### The problem
Find the lines holding the word "product" and collect them.
........
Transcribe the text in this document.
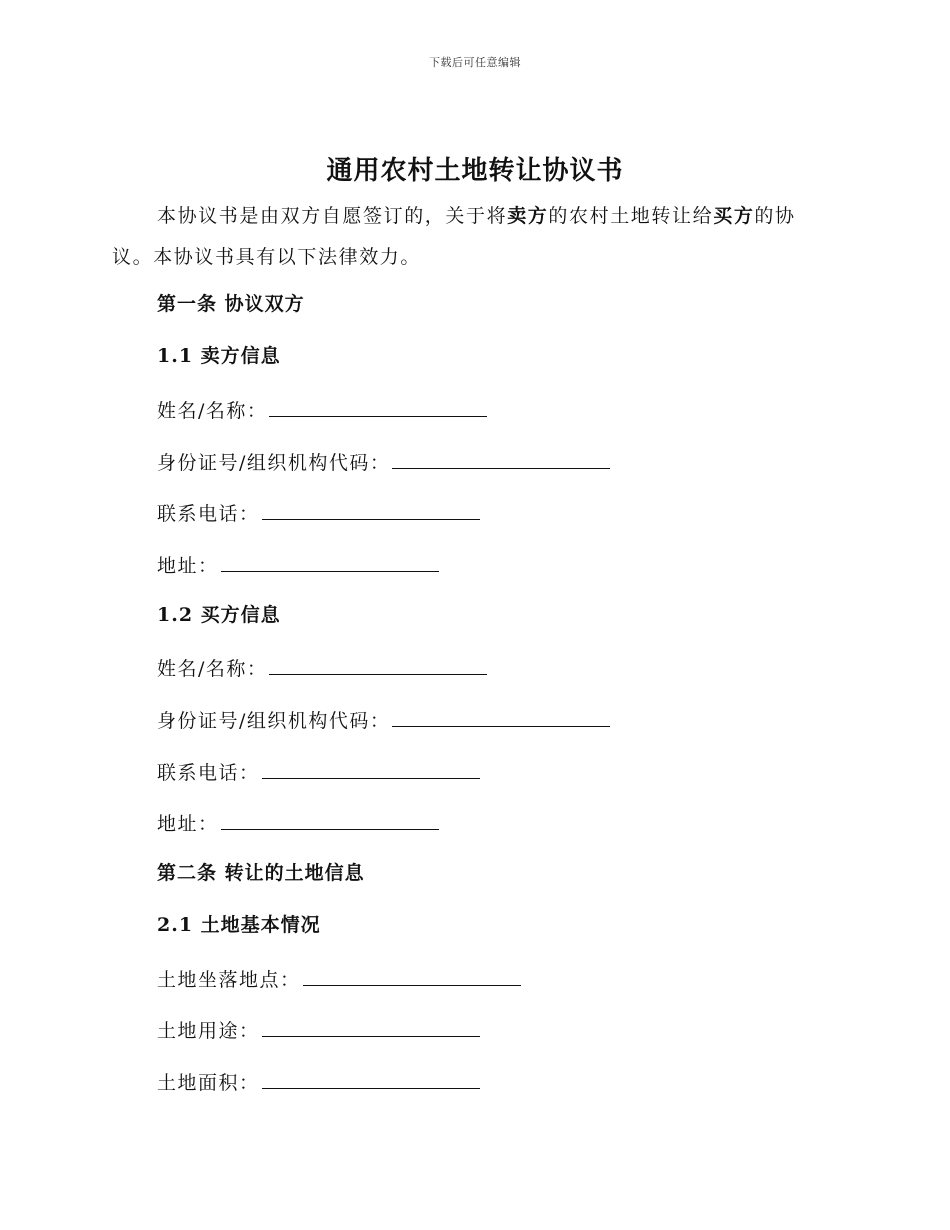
下载后可任意编辑
通用农村土地转让协议书
本协议书是由双方自愿签订的，关于将卖方的农村土地转让给买方的协议。本协议书具有以下法律效力。
第一条 协议双方
1.1 卖方信息
姓名/名称：
身份证号/组织机构代码：
联系电话：
地址：
1.2 买方信息
姓名/名称：
身份证号/组织机构代码：
联系电话：
地址：
第二条 转让的土地信息
2.1 土地基本情况
土地坐落地点：
土地用途：
土地面积：
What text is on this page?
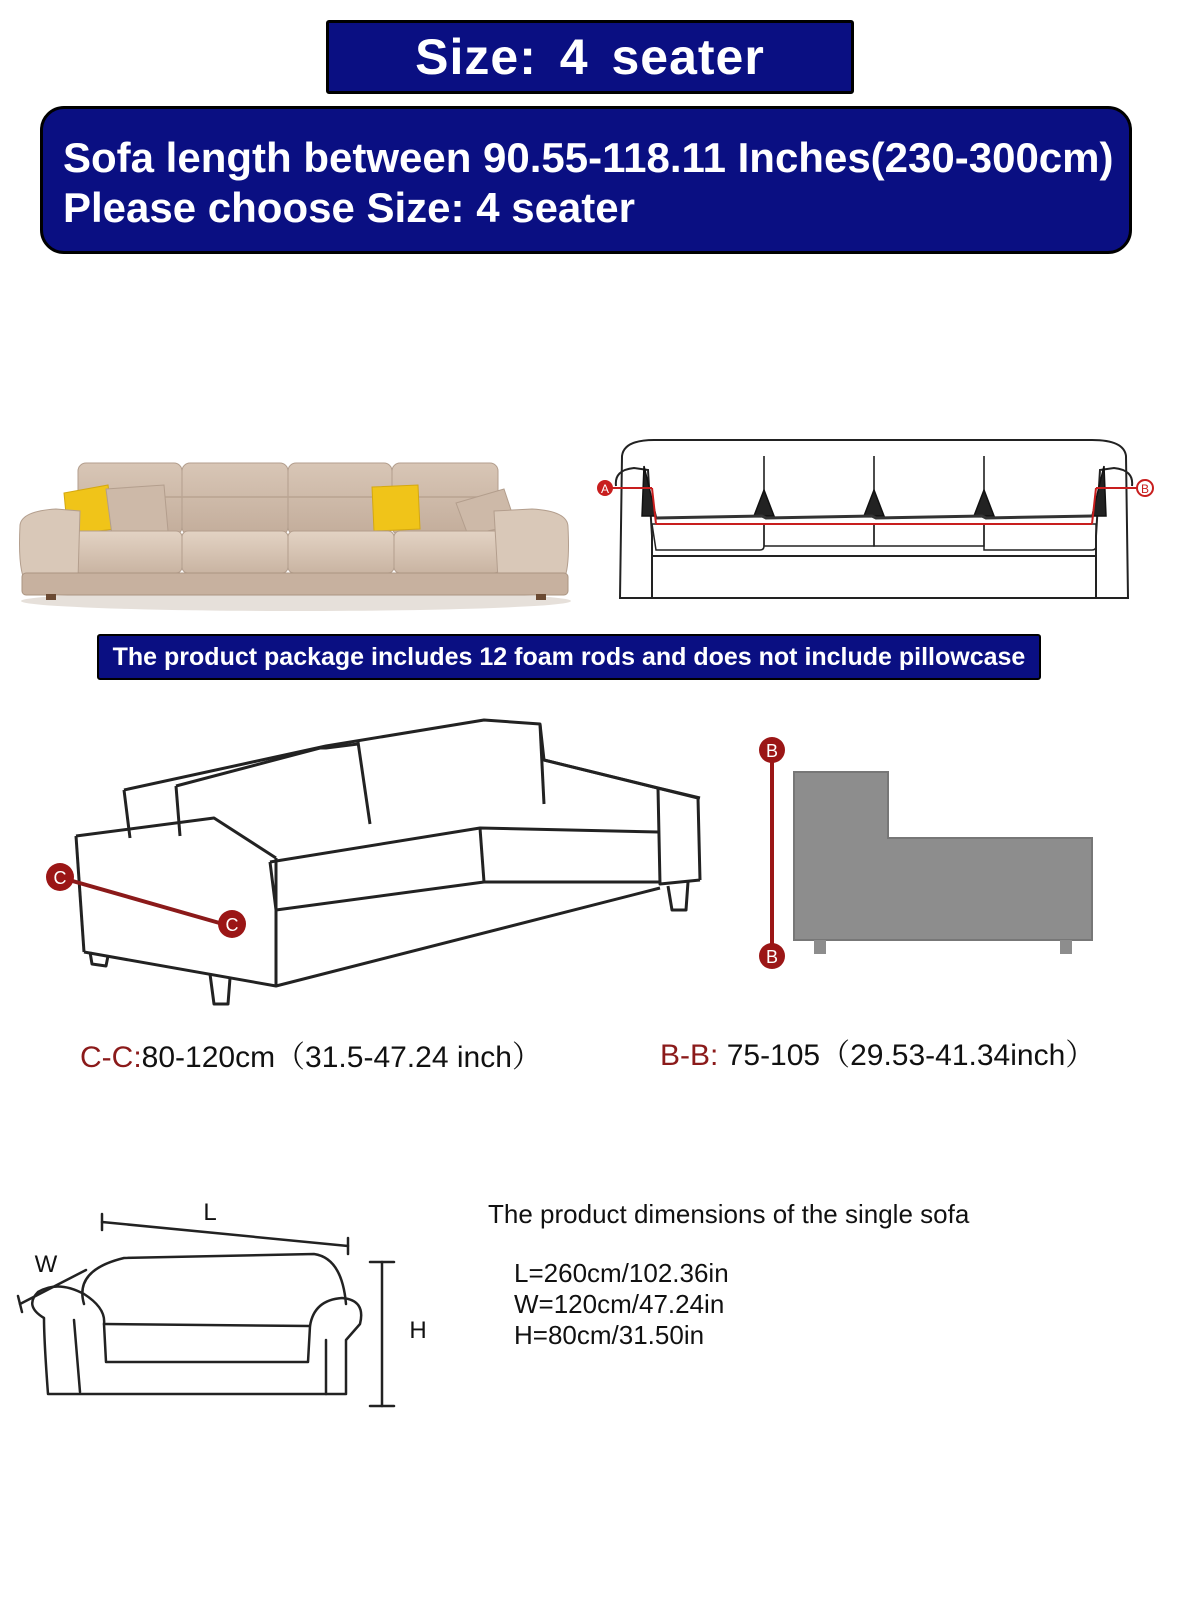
Size: 4 seater
Sofa length between 90.55-118.11 Inches(230-300cm)
Please choose Size: 4 seater
A	B
The product package includes 12 foam rods and does not include pillowcase
C
C
B
B
C-C:80-120cm（31.5-47.24 inch）	B-B: 75-105（29.53-41.34inch）
L
W
H
The product dimensions of the single sofa
L=260cm/102.36in
W=120cm/47.24in
H=80cm/31.50in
........
### Task result
The product package includes 12 foam rods and does not include pillowcase
The product dimensions of the single sofa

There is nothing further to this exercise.